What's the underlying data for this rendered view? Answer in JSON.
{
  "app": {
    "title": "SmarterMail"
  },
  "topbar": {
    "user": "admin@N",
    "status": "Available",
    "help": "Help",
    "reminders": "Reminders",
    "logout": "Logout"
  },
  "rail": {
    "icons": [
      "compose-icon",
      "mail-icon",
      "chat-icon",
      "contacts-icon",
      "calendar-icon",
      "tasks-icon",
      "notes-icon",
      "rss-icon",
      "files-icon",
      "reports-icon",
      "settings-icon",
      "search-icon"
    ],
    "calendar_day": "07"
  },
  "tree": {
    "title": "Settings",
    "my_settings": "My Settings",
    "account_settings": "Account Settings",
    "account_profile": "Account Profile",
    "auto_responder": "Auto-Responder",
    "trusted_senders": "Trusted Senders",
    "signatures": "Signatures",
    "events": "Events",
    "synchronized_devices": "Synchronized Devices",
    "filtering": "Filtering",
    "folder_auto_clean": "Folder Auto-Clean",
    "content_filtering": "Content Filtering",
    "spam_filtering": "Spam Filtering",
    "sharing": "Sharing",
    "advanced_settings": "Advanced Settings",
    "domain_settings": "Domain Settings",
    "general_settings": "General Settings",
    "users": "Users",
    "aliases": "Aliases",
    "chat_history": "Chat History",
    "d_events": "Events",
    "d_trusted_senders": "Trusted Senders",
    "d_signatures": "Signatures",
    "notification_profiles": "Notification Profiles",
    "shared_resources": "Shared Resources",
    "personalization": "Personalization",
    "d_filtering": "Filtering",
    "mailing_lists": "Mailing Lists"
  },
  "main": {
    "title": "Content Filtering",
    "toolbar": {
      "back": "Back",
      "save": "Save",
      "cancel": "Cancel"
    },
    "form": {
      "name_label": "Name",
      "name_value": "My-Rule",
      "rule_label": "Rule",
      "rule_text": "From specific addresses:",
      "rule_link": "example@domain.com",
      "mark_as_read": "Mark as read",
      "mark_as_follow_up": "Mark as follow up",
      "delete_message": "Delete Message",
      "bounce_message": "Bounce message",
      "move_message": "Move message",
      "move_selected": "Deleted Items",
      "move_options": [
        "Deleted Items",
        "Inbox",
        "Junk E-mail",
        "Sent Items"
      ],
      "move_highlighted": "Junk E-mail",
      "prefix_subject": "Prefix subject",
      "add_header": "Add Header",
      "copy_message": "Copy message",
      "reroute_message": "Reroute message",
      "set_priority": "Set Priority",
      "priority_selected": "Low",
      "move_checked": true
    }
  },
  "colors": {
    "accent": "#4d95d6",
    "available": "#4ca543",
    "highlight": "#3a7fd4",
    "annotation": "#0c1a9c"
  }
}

○ ○ ○

:: WORK INSTRUCTIONS ::
Check each line of the entries for the string "Auto". Copy the lines that have it.

:: ANSWER TO THIS EXERCISE ::
    "auto_responder": "Auto-Responder",
    "folder_auto_clean": "Folder Auto-Clean",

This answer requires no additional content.